§ **The exercise**
Write out the records word for word, with no pictures.

── Stored rows ──

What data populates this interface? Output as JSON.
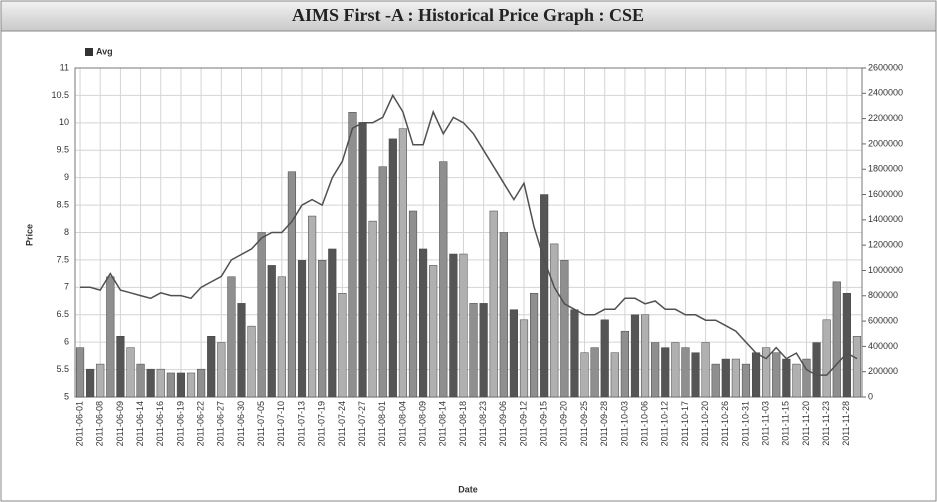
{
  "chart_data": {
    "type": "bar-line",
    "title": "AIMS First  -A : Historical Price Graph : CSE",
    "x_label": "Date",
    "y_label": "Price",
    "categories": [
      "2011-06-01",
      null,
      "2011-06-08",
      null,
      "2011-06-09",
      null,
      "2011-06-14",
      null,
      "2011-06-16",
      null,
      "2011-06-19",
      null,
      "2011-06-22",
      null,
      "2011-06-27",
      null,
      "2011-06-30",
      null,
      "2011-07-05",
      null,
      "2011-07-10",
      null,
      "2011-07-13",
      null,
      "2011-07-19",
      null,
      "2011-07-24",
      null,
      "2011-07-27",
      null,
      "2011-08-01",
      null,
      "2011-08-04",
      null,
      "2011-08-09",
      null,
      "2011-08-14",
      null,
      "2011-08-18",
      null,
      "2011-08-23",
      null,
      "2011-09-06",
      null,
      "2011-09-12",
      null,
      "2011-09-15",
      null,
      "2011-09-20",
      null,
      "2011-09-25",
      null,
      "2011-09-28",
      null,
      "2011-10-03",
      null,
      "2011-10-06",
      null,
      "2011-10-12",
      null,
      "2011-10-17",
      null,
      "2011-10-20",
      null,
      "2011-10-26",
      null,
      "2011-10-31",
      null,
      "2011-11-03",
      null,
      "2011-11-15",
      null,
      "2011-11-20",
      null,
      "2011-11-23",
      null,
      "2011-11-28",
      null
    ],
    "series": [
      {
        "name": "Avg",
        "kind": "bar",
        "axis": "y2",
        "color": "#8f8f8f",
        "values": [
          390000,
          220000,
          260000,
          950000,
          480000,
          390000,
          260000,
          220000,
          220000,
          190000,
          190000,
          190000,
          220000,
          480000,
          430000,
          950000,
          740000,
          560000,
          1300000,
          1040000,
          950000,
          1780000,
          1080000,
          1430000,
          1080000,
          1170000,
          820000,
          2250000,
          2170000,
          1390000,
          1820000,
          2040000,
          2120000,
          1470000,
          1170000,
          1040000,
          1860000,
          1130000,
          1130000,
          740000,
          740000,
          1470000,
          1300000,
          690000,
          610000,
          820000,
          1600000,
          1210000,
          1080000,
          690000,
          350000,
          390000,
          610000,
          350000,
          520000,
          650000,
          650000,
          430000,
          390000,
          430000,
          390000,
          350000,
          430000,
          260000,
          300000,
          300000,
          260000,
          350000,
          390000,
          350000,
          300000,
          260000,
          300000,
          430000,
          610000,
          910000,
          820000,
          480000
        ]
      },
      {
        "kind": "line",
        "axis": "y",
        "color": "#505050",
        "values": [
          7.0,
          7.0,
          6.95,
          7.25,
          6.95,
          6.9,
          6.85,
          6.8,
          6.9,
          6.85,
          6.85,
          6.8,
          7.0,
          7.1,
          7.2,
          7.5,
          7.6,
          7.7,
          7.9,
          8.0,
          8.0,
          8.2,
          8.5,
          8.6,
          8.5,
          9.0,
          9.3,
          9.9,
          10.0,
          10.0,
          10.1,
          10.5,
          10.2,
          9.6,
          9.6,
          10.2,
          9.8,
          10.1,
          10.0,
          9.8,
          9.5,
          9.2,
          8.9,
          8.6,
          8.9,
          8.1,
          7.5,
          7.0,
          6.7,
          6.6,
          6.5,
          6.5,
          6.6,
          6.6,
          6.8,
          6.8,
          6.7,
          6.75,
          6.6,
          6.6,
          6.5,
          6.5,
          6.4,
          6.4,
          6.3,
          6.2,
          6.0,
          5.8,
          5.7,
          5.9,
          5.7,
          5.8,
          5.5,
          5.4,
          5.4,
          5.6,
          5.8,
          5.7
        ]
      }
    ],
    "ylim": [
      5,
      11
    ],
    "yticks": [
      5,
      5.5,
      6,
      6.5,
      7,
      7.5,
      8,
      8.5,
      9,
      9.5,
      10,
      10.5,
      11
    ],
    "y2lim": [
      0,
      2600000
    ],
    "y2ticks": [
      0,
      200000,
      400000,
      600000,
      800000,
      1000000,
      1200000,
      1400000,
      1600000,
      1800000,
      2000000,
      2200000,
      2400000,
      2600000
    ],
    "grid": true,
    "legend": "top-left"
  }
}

───

§ **Result below**
What data populates this interface? Output as JSON.
{
  "chart_data": {
    "type": "bar-line",
    "title": "AIMS First  -A : Historical Price Graph : CSE",
    "x_label": "Date",
    "y_label": "Price",
    "categories": [
      "2011-06-01",
      null,
      "2011-06-08",
      null,
      "2011-06-09",
      null,
      "2011-06-14",
      null,
      "2011-06-16",
      null,
      "2011-06-19",
      null,
      "2011-06-22",
      null,
      "2011-06-27",
      null,
      "2011-06-30",
      null,
      "2011-07-05",
      null,
      "2011-07-10",
      null,
      "2011-07-13",
      null,
      "2011-07-19",
      null,
      "2011-07-24",
      null,
      "2011-07-27",
      null,
      "2011-08-01",
      null,
      "2011-08-04",
      null,
      "2011-08-09",
      null,
      "2011-08-14",
      null,
      "2011-08-18",
      null,
      "2011-08-23",
      null,
      "2011-09-06",
      null,
      "2011-09-12",
      null,
      "2011-09-15",
      null,
      "2011-09-20",
      null,
      "2011-09-25",
      null,
      "2011-09-28",
      null,
      "2011-10-03",
      null,
      "2011-10-06",
      null,
      "2011-10-12",
      null,
      "2011-10-17",
      null,
      "2011-10-20",
      null,
      "2011-10-26",
      null,
      "2011-10-31",
      null,
      "2011-11-03",
      null,
      "2011-11-15",
      null,
      "2011-11-20",
      null,
      "2011-11-23",
      null,
      "2011-11-28",
      null
    ],
    "series": [
      {
        "name": "Avg",
        "kind": "bar",
        "axis": "y2",
        "color": "#8f8f8f",
        "values": [
          390000,
          220000,
          260000,
          950000,
          480000,
          390000,
          260000,
          220000,
          220000,
          190000,
          190000,
          190000,
          220000,
          480000,
          430000,
          950000,
          740000,
          560000,
          1300000,
          1040000,
          950000,
          1780000,
          1080000,
          1430000,
          1080000,
          1170000,
          820000,
          2250000,
          2170000,
          1390000,
          1820000,
          2040000,
          2120000,
          1470000,
          1170000,
          1040000,
          1860000,
          1130000,
          1130000,
          740000,
          740000,
          1470000,
          1300000,
          690000,
          610000,
          820000,
          1600000,
          1210000,
          1080000,
          690000,
          350000,
          390000,
          610000,
          350000,
          520000,
          650000,
          650000,
          430000,
          390000,
          430000,
          390000,
          350000,
          430000,
          260000,
          300000,
          300000,
          260000,
          350000,
          390000,
          350000,
          300000,
          260000,
          300000,
          430000,
          610000,
          910000,
          820000,
          480000
        ]
      },
      {
        "kind": "line",
        "axis": "y",
        "color": "#505050",
        "values": [
          7.0,
          7.0,
          6.95,
          7.25,
          6.95,
          6.9,
          6.85,
          6.8,
          6.9,
          6.85,
          6.85,
          6.8,
          7.0,
          7.1,
          7.2,
          7.5,
          7.6,
          7.7,
          7.9,
          8.0,
          8.0,
          8.2,
          8.5,
          8.6,
          8.5,
          9.0,
          9.3,
          9.9,
          10.0,
          10.0,
          10.1,
          10.5,
          10.2,
          9.6,
          9.6,
          10.2,
          9.8,
          10.1,
          10.0,
          9.8,
          9.5,
          9.2,
          8.9,
          8.6,
          8.9,
          8.1,
          7.5,
          7.0,
          6.7,
          6.6,
          6.5,
          6.5,
          6.6,
          6.6,
          6.8,
          6.8,
          6.7,
          6.75,
          6.6,
          6.6,
          6.5,
          6.5,
          6.4,
          6.4,
          6.3,
          6.2,
          6.0,
          5.8,
          5.7,
          5.9,
          5.7,
          5.8,
          5.5,
          5.4,
          5.4,
          5.6,
          5.8,
          5.7
        ]
      }
    ],
    "ylim": [
      5,
      11
    ],
    "yticks": [
      5,
      5.5,
      6,
      6.5,
      7,
      7.5,
      8,
      8.5,
      9,
      9.5,
      10,
      10.5,
      11
    ],
    "y2lim": [
      0,
      2600000
    ],
    "y2ticks": [
      0,
      200000,
      400000,
      600000,
      800000,
      1000000,
      1200000,
      1400000,
      1600000,
      1800000,
      2000000,
      2200000,
      2400000,
      2600000
    ],
    "grid": true,
    "legend": "top-left"
  }
}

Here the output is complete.